• _Document section_
-- START --

There are few questions more crucial to the field of education than what students should learn and how that learning should be measured. This Topics section examines several currently hot topics – including common standards, international comparisons, and cheating – in the often-contentious realm of standards and testing.
While standards and tests have been part of American public education since before the 20th century, the modern push for standards-based reform is often traced to the 1983 publication of “A Nation at Risk: The Imperative for Educational Reform.” Warning of a “rising tide of mediocrity,” the report prompted a surge of political interest in school reform that resulted in several unsuccessful attempts to develop national standards and tests. But while those efforts fell short, states took the initiative to develop standards on their own; between 1990 and 2002, most states developed specific standards for their core academic subjects, as well as tests that purported to measure how well students were learning them.
Yet many experts say the marriage of standards and assessments was not complete until after the federal No Child Left Behind Act was enacted in 2002. NCLB tied federal funding to a requirement that states administer standards-based tests to students in grades 3-8 and once in high school – far more testing than most states had previously conducted. The federal law also imposed an array of new consequences for schools that failed to show “adequate yearly progress” on state exams. But the law also left it up the states to determine where to set the bar on standards and tests. The result, many analysts argue, has been enormous disparities across states in what students are expected to achieve.
Despite those disparities, the nation has long had a common yardstick for measuring student achievement: the National Assessment of Educational Progress, also referred to as the “Nation’s Report Card.” NAEP exams are taken periodically by representative samples of students in the fourth, eighth and 12th grades in various subjects. Though prominent and influential within the education policymaking world, NAEP exams do not provide student-level achievement scores, are not tied to accountability requirements, and are not linked to a specific set of standards being implemented in the schools.

-- END --

• _Written request_
According to the overview of standards and testing, which grades take standards-based tests under No Child Left Behind?

• _Information provided_
-- START --

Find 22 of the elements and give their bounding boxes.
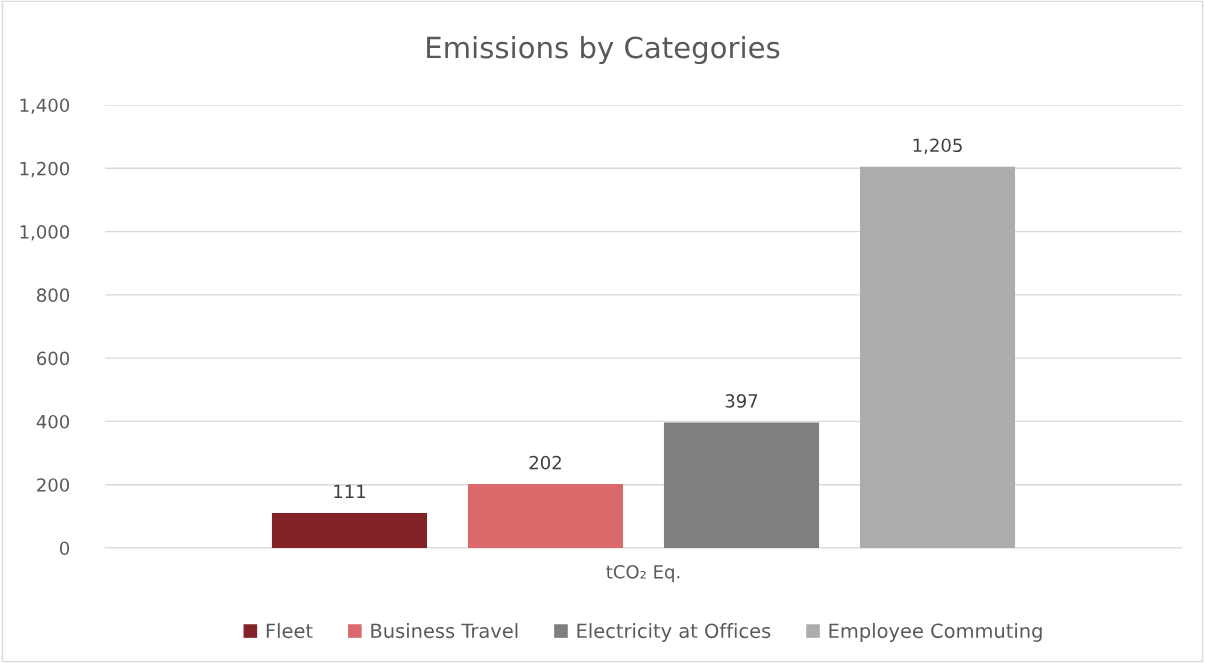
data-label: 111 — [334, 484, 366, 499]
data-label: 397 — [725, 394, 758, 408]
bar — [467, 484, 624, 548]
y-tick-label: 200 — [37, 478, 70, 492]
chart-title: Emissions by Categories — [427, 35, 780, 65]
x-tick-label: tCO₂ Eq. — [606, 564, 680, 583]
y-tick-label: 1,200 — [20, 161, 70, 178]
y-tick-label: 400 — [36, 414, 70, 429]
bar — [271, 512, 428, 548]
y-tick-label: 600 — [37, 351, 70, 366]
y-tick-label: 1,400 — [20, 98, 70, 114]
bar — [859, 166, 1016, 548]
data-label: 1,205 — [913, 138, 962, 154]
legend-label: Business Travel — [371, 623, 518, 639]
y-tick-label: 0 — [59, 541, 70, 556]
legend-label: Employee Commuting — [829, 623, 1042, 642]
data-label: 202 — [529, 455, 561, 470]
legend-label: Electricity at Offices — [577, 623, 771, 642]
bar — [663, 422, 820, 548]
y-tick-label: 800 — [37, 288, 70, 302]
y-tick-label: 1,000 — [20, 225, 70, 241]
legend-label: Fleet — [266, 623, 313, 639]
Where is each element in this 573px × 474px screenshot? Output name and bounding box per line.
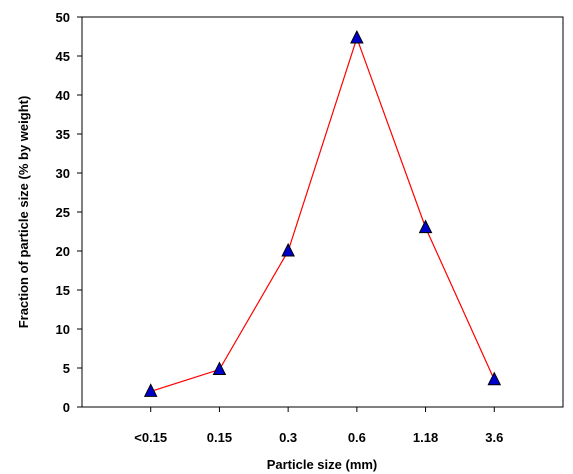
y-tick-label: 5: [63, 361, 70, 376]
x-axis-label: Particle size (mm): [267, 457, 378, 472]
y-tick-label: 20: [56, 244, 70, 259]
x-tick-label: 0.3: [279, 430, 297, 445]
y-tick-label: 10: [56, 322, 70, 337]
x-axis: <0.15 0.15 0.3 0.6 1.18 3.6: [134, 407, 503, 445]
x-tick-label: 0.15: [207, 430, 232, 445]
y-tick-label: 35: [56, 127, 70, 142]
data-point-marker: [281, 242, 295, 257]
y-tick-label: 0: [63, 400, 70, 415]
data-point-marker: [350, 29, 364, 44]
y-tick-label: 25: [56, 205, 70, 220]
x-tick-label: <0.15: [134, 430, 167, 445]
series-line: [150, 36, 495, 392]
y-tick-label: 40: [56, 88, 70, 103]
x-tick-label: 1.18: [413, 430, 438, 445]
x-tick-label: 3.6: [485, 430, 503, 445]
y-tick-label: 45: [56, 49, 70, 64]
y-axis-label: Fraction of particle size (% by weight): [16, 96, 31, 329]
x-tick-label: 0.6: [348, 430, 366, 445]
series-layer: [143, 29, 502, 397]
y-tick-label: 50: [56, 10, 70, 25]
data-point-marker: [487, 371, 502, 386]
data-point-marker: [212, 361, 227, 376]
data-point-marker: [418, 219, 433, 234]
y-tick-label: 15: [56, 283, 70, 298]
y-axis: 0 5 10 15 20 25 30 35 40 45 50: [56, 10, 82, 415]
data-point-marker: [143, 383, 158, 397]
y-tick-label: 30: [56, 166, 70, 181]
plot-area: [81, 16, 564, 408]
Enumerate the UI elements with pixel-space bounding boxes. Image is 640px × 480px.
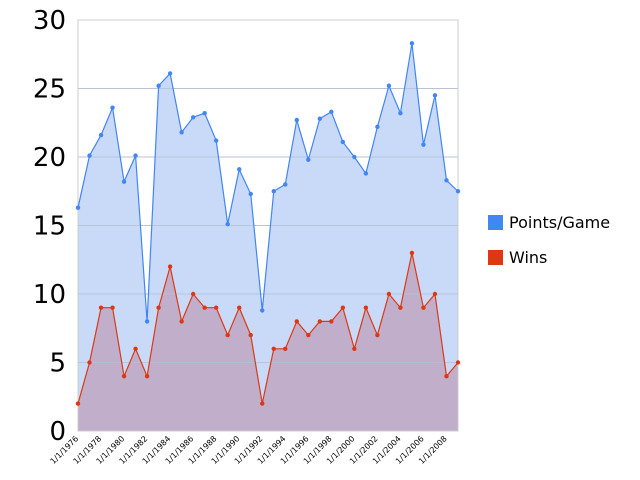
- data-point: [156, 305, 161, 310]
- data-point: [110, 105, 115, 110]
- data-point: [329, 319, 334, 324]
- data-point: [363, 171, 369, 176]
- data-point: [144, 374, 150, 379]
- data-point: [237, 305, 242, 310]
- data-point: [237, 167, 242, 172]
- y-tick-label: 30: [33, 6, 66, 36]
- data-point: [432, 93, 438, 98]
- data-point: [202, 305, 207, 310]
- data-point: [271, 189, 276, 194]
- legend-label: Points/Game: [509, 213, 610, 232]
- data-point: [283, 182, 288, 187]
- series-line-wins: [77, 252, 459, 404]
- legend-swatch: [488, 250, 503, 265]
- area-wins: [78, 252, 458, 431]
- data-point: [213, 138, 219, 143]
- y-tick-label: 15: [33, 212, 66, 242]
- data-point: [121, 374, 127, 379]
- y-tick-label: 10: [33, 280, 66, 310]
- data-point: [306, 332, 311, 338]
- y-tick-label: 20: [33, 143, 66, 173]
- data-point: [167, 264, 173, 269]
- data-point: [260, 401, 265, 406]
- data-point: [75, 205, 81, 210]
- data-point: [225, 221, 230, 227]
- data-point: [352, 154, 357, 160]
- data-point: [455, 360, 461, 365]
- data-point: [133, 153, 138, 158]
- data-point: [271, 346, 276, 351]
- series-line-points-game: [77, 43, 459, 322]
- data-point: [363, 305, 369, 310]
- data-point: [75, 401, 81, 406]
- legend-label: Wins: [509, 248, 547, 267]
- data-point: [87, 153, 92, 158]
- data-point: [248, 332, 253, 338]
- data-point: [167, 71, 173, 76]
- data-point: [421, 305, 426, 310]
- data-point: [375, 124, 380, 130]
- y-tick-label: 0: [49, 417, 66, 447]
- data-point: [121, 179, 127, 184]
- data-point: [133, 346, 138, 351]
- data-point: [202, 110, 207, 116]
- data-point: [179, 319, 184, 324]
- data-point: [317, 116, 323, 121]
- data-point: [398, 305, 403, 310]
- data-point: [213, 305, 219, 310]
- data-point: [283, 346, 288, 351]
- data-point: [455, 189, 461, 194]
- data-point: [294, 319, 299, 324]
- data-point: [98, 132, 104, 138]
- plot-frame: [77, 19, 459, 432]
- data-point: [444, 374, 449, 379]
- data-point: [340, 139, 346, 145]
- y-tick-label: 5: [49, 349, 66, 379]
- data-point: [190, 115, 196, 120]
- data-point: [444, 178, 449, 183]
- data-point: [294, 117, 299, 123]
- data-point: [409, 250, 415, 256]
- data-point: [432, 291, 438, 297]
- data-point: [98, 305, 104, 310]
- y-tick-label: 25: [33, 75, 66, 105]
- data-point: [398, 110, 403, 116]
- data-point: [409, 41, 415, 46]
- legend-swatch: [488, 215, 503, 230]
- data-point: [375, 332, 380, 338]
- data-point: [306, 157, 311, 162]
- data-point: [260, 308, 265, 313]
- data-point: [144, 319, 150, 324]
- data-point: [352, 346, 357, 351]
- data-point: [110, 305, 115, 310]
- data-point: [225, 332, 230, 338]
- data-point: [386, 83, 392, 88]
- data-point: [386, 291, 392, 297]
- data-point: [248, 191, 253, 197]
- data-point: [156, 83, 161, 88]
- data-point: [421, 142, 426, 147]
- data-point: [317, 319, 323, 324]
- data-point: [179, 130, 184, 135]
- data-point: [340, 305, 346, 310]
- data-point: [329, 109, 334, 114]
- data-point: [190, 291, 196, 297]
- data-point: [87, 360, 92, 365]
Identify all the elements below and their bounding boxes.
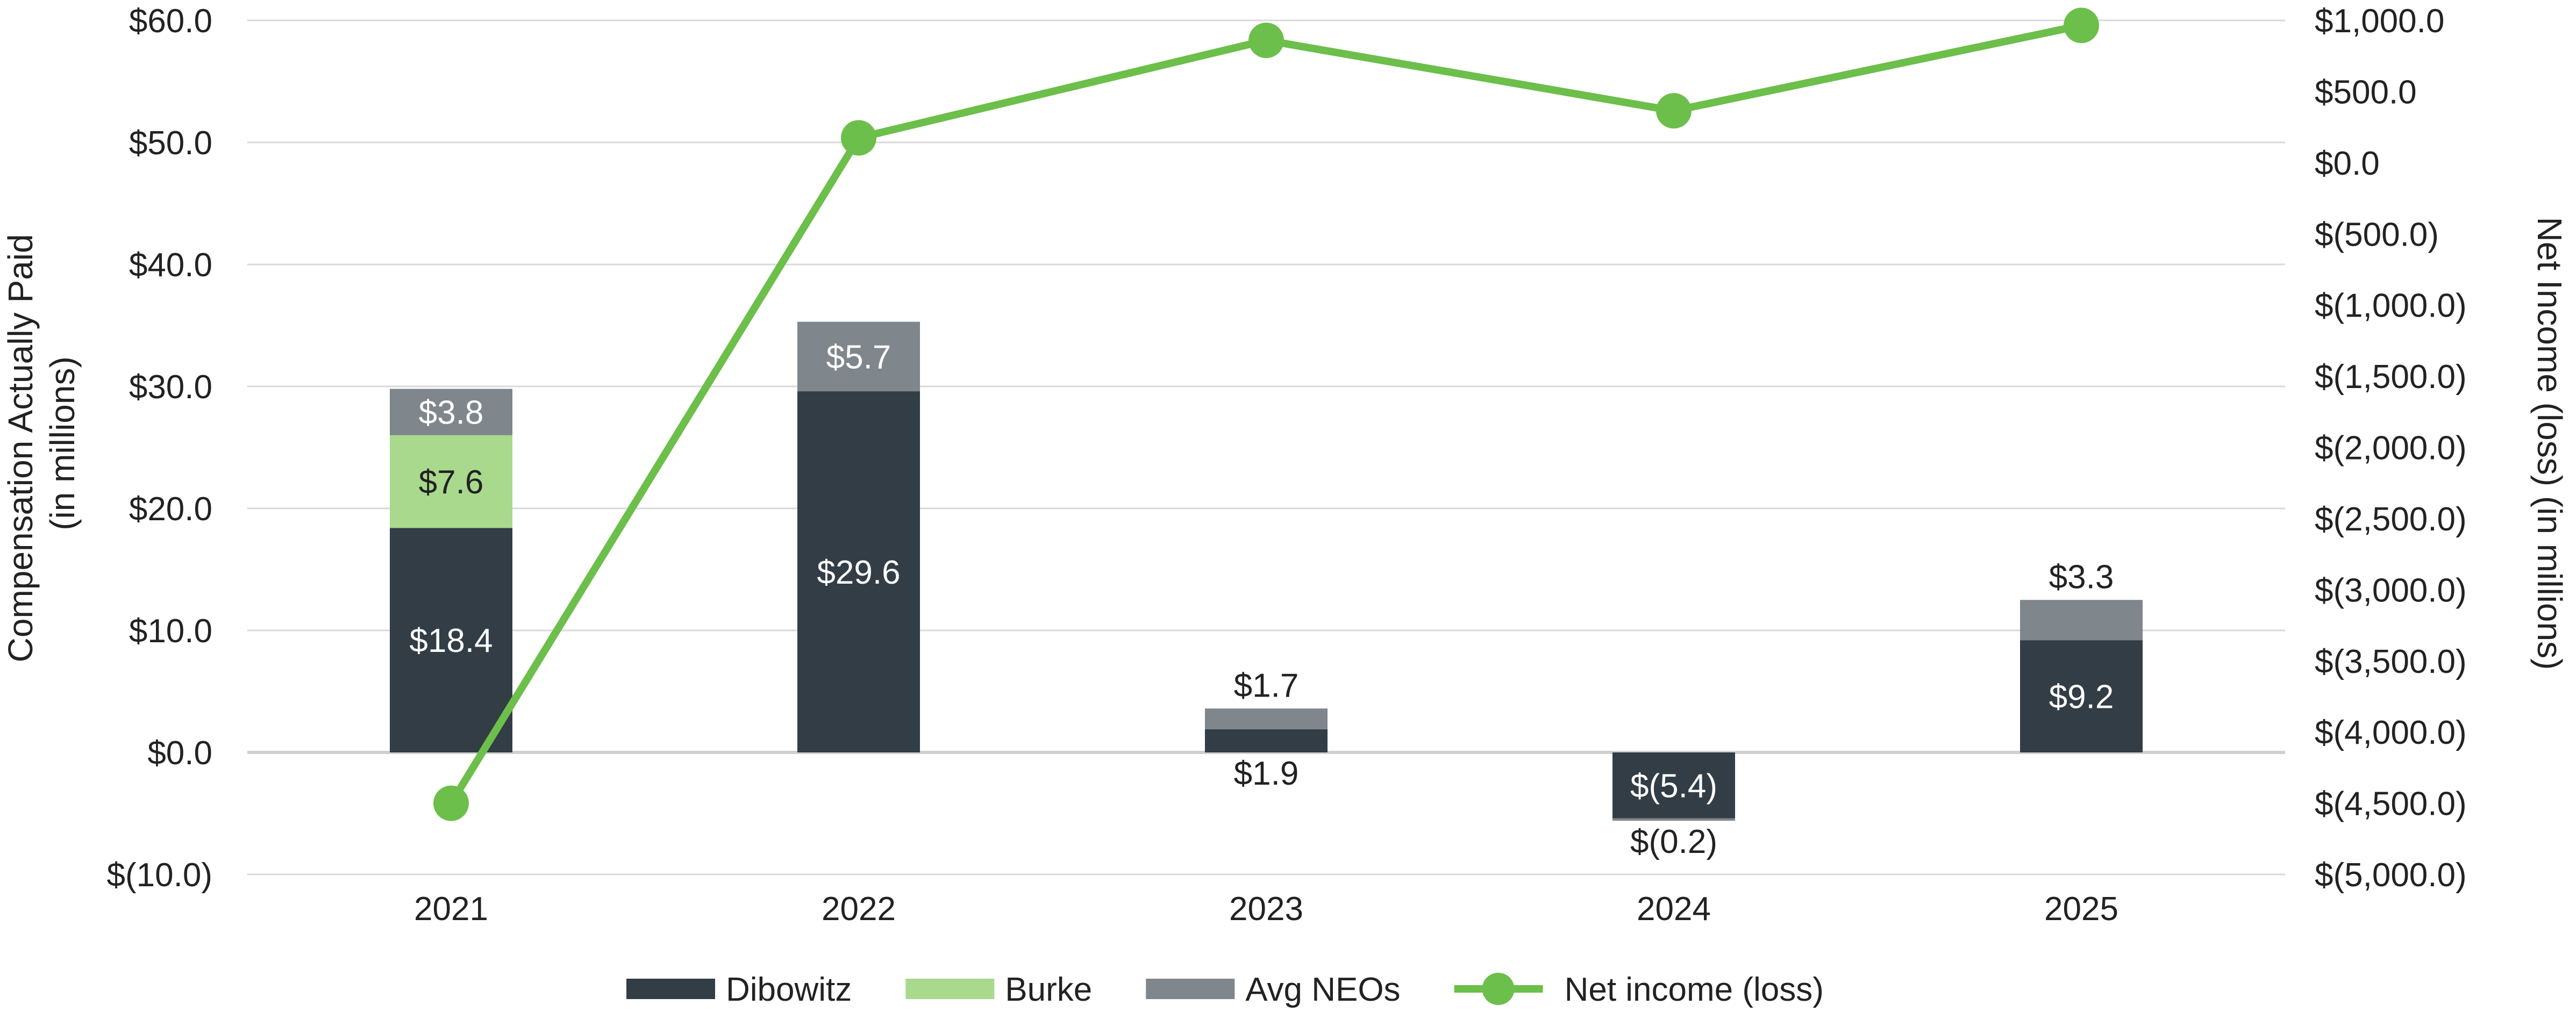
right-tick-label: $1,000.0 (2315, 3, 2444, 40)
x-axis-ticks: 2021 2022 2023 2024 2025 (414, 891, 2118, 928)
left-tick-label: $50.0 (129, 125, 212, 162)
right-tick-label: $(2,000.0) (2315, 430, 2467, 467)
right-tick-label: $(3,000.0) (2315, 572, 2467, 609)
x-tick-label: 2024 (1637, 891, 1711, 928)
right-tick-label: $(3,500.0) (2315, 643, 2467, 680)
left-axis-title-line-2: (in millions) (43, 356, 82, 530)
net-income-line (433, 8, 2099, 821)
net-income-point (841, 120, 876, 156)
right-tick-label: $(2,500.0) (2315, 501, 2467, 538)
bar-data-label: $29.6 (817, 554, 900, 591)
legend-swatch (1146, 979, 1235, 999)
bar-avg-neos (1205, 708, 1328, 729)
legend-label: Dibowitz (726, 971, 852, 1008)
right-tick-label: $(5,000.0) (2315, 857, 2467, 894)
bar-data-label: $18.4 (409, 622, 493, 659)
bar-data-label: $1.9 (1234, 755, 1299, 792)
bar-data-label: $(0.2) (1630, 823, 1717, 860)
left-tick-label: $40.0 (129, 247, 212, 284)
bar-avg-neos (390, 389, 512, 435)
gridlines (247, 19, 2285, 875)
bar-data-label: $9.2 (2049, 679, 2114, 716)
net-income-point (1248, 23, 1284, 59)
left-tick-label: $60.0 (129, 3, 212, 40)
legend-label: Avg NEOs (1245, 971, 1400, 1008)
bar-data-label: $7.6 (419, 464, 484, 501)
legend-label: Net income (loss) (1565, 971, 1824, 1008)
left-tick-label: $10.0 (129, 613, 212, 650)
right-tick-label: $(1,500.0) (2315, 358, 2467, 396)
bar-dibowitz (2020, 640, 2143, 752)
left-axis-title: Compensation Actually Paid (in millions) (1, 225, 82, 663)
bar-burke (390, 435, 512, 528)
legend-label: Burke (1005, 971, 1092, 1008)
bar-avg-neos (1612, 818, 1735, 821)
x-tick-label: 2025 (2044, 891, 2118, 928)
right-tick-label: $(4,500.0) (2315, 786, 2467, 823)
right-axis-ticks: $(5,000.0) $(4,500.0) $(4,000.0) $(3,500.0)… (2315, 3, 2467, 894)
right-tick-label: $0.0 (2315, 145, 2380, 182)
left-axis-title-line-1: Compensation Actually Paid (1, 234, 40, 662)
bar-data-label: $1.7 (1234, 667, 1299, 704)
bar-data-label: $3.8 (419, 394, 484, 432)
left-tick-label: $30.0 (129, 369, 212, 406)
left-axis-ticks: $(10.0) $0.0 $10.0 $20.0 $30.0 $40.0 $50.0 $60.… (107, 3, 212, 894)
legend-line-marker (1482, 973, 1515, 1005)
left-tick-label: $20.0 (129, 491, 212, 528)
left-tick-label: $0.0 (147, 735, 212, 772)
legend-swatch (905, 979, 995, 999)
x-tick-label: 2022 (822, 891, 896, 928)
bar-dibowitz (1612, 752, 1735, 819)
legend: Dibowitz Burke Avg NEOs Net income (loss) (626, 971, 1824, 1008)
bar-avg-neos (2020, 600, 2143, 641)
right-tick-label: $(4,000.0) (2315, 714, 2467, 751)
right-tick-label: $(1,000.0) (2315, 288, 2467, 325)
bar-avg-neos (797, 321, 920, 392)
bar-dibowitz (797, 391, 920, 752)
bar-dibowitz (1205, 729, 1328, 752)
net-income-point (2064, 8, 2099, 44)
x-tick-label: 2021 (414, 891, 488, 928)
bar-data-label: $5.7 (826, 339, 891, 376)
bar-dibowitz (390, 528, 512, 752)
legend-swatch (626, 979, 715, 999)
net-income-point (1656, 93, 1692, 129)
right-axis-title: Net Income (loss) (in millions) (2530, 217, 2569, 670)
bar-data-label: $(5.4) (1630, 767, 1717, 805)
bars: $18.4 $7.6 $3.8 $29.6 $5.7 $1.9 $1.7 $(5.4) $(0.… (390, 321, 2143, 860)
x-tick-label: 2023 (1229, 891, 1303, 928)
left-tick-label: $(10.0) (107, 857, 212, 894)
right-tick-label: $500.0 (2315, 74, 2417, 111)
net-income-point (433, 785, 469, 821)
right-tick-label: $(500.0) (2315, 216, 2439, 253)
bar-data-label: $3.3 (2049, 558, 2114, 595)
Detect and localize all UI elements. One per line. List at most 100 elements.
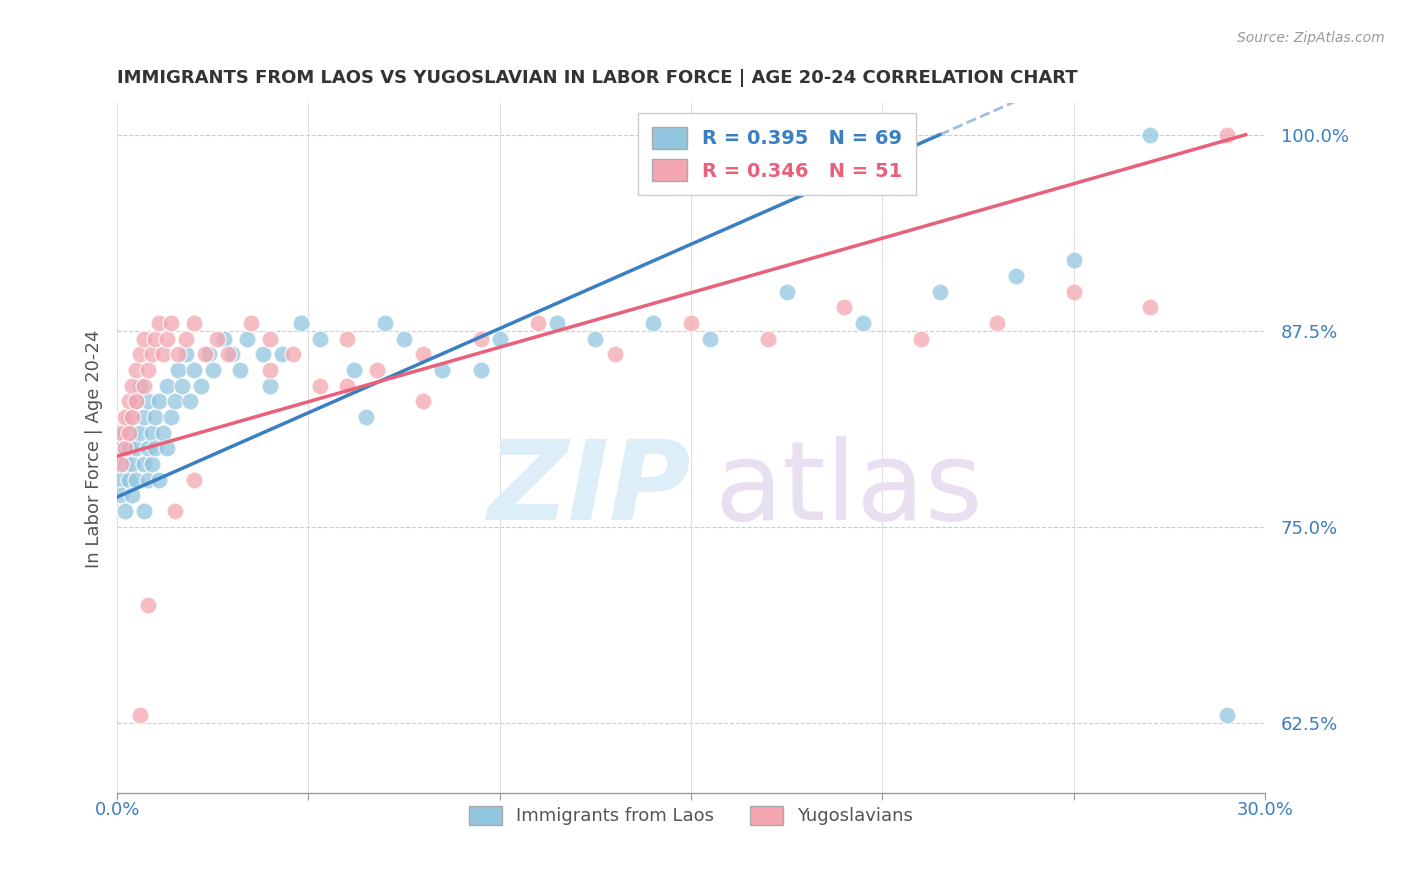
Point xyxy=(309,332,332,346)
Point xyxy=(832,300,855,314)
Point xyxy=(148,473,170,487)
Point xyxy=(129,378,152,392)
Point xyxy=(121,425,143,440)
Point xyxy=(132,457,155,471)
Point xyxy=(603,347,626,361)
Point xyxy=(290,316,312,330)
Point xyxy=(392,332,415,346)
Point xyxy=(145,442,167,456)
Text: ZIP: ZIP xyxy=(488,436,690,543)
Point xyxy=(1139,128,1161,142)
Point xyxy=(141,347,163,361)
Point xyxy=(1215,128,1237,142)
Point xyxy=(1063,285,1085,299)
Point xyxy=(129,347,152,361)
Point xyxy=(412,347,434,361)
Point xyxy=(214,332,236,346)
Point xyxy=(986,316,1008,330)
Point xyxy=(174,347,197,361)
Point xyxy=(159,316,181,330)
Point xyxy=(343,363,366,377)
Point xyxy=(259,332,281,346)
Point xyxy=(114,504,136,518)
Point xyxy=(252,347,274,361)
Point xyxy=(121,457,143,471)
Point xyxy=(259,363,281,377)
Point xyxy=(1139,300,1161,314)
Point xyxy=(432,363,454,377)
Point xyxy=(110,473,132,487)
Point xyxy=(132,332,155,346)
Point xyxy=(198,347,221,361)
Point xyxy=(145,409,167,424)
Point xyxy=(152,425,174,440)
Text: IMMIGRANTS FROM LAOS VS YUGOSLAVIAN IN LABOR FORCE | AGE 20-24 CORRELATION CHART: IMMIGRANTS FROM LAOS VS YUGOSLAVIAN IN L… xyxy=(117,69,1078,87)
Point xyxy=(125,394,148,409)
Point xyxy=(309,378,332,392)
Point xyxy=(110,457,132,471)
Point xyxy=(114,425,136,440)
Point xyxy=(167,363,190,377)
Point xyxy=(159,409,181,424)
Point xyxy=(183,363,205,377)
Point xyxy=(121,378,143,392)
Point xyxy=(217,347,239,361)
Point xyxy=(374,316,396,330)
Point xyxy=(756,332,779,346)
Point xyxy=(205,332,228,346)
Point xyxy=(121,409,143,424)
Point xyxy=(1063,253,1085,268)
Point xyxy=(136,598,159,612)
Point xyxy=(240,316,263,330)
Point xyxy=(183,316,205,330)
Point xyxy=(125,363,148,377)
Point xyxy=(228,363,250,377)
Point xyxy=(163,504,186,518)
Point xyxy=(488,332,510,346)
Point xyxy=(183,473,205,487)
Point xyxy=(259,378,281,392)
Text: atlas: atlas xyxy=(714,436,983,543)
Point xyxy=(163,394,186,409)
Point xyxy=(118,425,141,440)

-- END --

• _Solution below_
Grades 3-8, plus once in high school.